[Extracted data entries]
* * * * * * *
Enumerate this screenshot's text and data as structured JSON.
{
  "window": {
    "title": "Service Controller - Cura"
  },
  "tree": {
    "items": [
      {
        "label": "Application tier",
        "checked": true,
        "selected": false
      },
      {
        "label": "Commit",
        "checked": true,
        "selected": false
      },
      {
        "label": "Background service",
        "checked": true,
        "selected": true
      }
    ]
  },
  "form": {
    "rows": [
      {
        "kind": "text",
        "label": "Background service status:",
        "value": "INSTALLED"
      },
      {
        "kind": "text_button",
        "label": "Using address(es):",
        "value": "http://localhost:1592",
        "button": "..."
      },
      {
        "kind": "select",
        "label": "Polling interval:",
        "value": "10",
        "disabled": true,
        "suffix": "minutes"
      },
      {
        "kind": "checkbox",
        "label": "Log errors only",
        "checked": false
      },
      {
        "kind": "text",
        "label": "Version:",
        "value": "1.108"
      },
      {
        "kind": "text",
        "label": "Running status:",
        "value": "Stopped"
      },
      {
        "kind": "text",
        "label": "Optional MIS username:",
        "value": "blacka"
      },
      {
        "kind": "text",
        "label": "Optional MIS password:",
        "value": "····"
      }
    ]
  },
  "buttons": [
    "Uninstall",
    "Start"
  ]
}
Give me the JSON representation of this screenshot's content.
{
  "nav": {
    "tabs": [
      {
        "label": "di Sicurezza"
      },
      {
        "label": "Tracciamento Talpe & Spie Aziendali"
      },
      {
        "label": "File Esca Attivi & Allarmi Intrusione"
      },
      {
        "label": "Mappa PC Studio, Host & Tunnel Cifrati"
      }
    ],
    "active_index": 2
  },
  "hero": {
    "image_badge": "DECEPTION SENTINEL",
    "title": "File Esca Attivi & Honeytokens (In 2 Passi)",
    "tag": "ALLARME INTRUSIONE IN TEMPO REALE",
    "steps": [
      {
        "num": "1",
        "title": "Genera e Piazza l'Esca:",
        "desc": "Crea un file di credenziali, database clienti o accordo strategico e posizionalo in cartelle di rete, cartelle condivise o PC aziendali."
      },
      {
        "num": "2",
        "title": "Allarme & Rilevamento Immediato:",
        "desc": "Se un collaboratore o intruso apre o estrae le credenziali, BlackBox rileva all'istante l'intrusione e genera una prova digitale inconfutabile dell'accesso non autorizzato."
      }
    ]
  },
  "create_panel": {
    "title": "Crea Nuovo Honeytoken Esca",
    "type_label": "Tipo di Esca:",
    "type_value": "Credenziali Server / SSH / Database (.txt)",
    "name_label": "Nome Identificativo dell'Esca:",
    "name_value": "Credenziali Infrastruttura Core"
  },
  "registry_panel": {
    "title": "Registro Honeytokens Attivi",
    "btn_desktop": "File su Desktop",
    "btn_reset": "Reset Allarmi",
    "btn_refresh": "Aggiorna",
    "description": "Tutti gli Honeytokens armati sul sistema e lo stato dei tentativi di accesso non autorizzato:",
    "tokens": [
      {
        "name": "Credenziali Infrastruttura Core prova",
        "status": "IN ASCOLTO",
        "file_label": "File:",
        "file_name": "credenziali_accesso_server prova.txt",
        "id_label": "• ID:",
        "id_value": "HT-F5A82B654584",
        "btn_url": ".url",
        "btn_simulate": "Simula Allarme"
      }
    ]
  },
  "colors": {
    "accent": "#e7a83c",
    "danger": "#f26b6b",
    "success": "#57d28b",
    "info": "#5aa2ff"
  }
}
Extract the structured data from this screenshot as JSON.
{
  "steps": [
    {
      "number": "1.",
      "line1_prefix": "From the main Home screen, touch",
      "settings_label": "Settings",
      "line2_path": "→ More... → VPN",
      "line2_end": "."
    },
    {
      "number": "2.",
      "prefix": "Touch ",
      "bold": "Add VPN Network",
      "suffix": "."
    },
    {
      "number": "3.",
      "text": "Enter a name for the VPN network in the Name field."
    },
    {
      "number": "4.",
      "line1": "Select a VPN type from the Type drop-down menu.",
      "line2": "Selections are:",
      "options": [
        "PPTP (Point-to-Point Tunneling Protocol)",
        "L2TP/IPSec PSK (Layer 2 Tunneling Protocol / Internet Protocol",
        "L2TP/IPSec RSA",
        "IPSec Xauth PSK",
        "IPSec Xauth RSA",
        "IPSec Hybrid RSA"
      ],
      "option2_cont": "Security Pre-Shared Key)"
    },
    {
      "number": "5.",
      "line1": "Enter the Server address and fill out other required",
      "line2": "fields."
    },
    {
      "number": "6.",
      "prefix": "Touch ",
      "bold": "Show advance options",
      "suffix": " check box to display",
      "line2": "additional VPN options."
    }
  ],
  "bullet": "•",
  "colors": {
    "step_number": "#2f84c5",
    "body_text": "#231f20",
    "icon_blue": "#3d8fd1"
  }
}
* * * * * * *
Every line that holds the word "screenshot" should be extracted.

-- THE REPLY --
Enumerate this screenshot's text and data as structured JSON.
Give me the JSON representation of this screenshot's content.
Extract the structured data from this screenshot as JSON.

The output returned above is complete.